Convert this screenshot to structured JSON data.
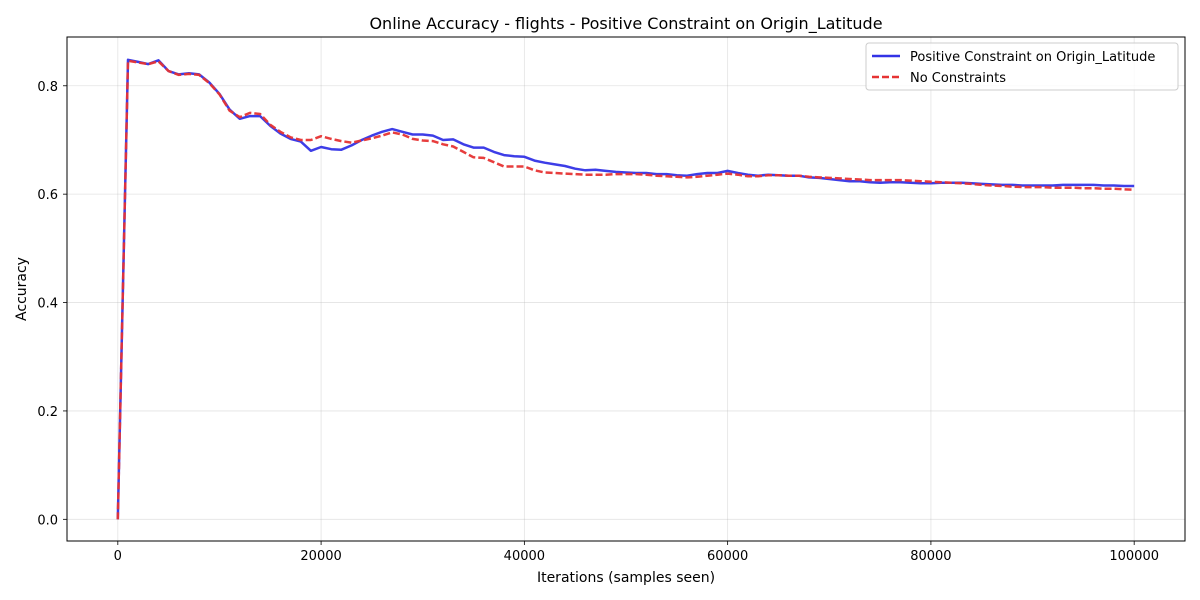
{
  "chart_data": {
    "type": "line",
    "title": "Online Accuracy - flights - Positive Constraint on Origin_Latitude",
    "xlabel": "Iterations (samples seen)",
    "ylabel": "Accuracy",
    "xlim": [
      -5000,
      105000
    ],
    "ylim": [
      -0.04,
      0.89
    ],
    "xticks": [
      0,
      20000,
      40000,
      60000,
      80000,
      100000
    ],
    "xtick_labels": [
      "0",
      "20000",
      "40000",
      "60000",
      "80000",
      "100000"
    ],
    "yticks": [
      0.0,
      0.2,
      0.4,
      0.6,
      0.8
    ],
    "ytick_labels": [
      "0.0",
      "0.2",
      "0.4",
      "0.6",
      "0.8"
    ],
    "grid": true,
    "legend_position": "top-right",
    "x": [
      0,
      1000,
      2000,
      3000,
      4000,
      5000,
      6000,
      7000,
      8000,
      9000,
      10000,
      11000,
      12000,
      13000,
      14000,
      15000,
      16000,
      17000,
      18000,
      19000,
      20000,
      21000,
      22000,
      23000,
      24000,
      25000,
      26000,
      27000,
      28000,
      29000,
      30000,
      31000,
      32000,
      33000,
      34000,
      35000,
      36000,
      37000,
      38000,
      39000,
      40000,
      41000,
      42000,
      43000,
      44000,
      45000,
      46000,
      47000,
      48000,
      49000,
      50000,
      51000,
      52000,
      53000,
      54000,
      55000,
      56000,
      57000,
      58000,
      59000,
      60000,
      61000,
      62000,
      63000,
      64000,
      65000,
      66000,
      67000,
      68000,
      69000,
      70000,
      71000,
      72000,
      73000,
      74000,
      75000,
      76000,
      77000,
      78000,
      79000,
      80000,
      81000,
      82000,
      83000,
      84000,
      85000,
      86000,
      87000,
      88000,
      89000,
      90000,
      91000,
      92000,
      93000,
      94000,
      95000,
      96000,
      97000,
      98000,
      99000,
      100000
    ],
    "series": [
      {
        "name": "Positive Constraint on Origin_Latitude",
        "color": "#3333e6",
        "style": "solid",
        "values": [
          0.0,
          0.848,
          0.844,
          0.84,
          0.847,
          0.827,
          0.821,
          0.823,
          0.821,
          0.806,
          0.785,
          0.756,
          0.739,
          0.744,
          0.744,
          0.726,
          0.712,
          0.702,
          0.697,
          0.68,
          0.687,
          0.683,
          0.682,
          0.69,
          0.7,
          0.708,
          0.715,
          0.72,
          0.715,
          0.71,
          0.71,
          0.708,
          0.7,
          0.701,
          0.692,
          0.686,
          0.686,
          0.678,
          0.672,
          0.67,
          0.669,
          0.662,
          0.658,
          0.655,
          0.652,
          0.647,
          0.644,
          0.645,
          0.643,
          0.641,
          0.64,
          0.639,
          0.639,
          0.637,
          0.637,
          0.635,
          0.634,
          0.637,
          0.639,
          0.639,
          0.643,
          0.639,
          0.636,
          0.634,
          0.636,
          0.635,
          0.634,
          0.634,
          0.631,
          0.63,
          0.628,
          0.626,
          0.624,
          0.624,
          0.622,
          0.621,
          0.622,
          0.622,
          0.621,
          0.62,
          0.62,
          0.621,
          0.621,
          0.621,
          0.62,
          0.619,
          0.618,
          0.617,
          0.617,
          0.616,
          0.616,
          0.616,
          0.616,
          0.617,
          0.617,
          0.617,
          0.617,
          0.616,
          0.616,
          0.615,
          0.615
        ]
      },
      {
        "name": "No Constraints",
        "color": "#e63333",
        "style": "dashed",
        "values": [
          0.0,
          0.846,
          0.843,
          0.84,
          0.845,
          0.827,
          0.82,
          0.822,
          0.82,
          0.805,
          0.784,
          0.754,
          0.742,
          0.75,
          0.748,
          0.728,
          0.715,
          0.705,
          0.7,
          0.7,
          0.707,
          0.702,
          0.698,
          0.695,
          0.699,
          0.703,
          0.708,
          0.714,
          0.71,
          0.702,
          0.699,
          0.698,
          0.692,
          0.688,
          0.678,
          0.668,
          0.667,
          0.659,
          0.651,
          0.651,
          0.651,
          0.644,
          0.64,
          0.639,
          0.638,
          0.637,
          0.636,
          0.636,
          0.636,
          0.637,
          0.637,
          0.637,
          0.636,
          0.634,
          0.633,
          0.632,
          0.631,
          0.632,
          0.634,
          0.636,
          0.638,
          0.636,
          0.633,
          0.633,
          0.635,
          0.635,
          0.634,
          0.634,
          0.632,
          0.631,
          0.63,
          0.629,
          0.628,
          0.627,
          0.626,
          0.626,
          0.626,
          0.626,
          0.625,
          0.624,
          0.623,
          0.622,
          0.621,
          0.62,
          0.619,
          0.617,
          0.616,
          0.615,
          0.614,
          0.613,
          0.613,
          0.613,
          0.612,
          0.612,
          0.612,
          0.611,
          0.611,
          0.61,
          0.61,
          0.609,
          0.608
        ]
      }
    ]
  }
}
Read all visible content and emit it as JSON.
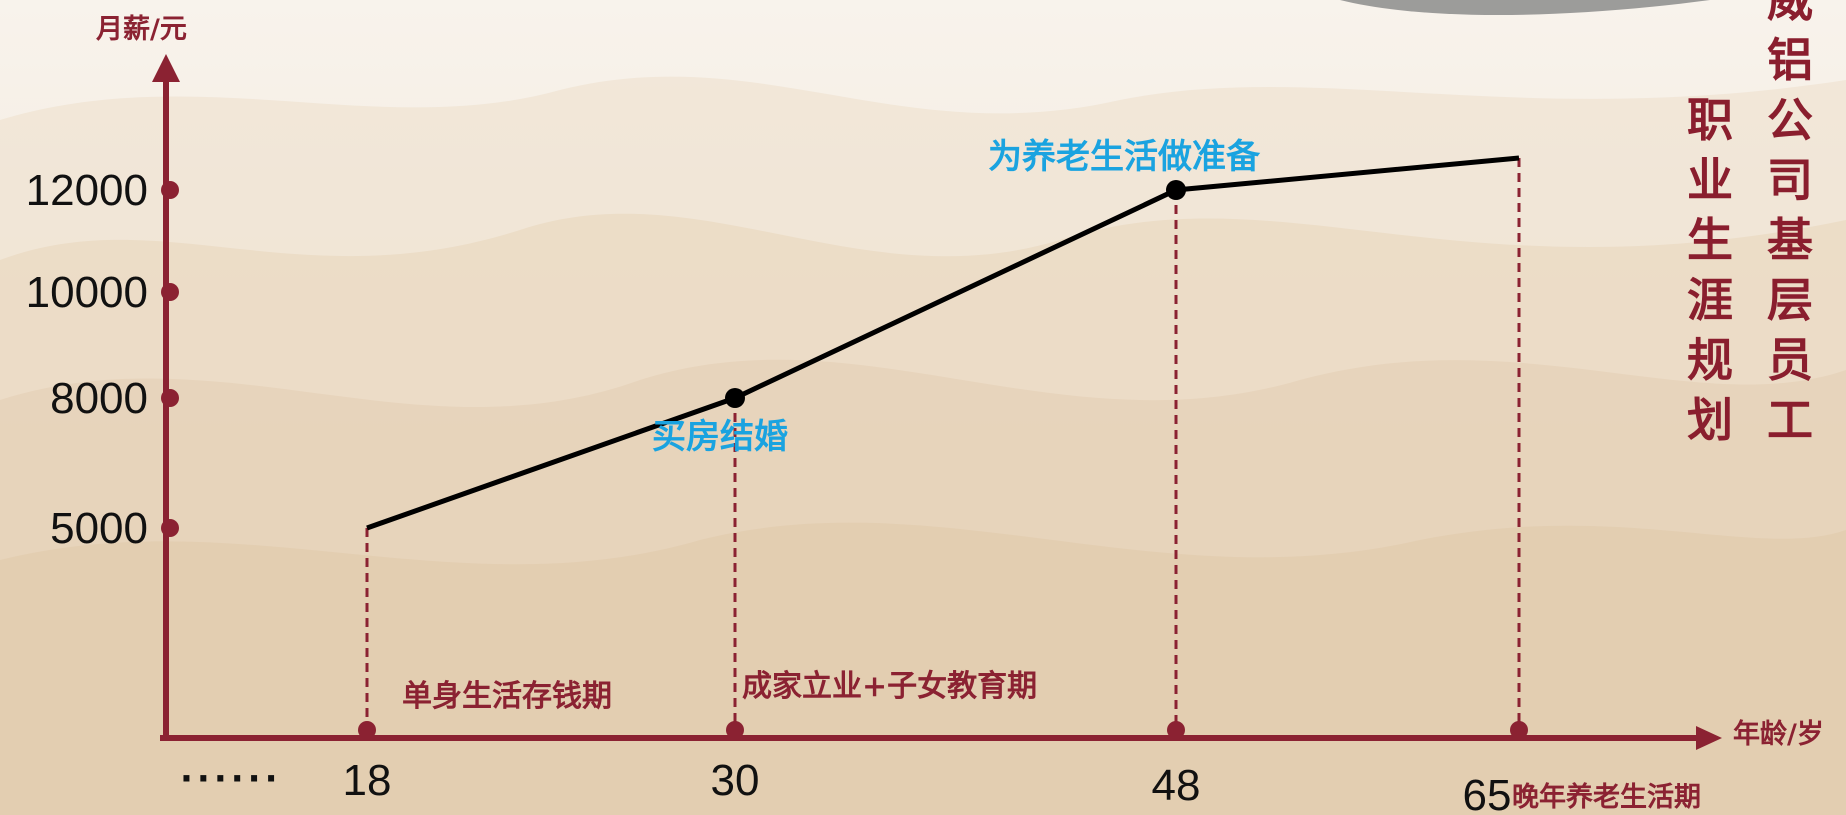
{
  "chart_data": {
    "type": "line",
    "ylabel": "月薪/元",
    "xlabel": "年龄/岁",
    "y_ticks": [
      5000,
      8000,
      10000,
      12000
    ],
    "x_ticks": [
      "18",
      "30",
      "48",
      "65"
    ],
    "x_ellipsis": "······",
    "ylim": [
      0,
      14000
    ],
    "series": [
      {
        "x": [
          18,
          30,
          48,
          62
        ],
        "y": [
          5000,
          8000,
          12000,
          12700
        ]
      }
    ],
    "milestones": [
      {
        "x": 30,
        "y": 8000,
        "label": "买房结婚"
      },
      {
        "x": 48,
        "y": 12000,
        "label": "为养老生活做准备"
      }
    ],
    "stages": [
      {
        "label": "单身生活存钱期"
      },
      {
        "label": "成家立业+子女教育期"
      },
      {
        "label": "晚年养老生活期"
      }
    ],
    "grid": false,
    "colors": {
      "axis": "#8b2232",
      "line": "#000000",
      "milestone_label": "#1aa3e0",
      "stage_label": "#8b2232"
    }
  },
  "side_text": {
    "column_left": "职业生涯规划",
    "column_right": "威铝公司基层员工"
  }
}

*Exercise instructions*
Copy every line above that holds the word "Positive".

*Task response*
    "title": "Online Accuracy - flights - Positive Constraint on Origin_Latitude",
        "name": "Positive Constraint on Origin_Latitude",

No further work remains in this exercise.